_SZCZEGÓŁY ZADANIA_. Przepisz wszystkie poniższe wiersze i zastąp w nich „conceptual diagram” wyrażeniem „schematic diagram”, nie zmieniając niczego poza tym. Obrazy pomiń w odpowiedzi.

_WIERSZE_.
--------------------

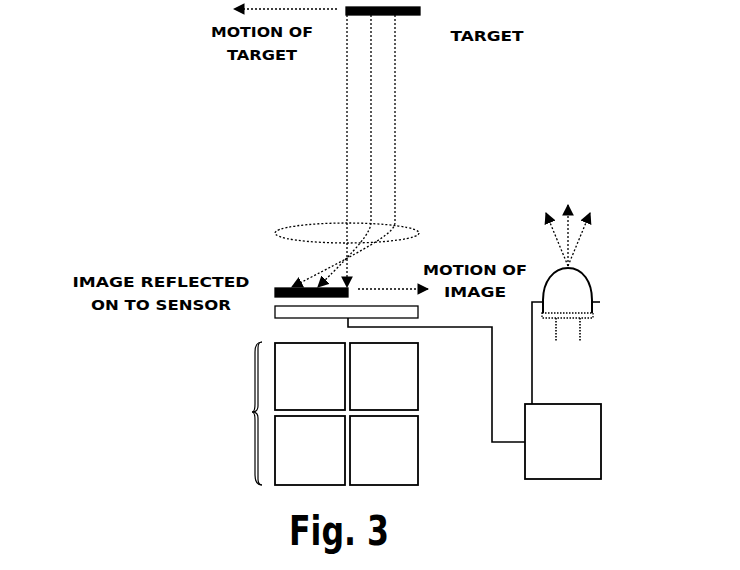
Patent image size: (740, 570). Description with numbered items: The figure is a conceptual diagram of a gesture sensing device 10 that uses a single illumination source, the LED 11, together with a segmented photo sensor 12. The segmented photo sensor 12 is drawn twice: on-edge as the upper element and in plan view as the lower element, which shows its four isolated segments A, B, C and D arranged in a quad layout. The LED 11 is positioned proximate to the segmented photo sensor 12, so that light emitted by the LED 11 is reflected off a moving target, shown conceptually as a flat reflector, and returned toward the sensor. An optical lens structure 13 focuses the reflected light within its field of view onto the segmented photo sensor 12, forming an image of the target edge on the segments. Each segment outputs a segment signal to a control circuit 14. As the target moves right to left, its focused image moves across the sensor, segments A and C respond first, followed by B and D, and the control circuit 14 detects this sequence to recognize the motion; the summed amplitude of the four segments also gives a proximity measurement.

The gesture sensing device 10 is at (184, 157).
The LED 11 is at (600, 302).
The segmented photo sensor 12 is at (275, 312).
The optical lens structure 13 is at (419, 233).
The control circuit 14 is at (601, 435).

--------------------

_WYNIK_.
Patent image size: (740, 570). Description with numbered items: The figure is a schematic diagram of a gesture sensing device 10 that uses a single illumination source, the LED 11, together with a segmented photo sensor 12. The segmented photo sensor 12 is drawn twice: on-edge as the upper element and in plan view as the lower element, which shows its four isolated segments A, B, C and D arranged in a quad layout. The LED 11 is positioned proximate to the segmented photo sensor 12, so that light emitted by the LED 11 is reflected off a moving target, shown conceptually as a flat reflector, and returned toward the sensor. An optical lens structure 13 focuses the reflected light within its field of view onto the segmented photo sensor 12, forming an image of the target edge on the segments. Each segment outputs a segment signal to a control circuit 14. As the target moves right to left, its focused image moves across the sensor, segments A and C respond first, followed by B and D, and the control circuit 14 detects this sequence to recognize the motion; the summed amplitude of the four segments also gives a proximity measurement.

The gesture sensing device 10 is at (184, 157).
The LED 11 is at (600, 302).
The segmented photo sensor 12 is at (275, 312).
The optical lens structure 13 is at (419, 233).
The control circuit 14 is at (601, 435).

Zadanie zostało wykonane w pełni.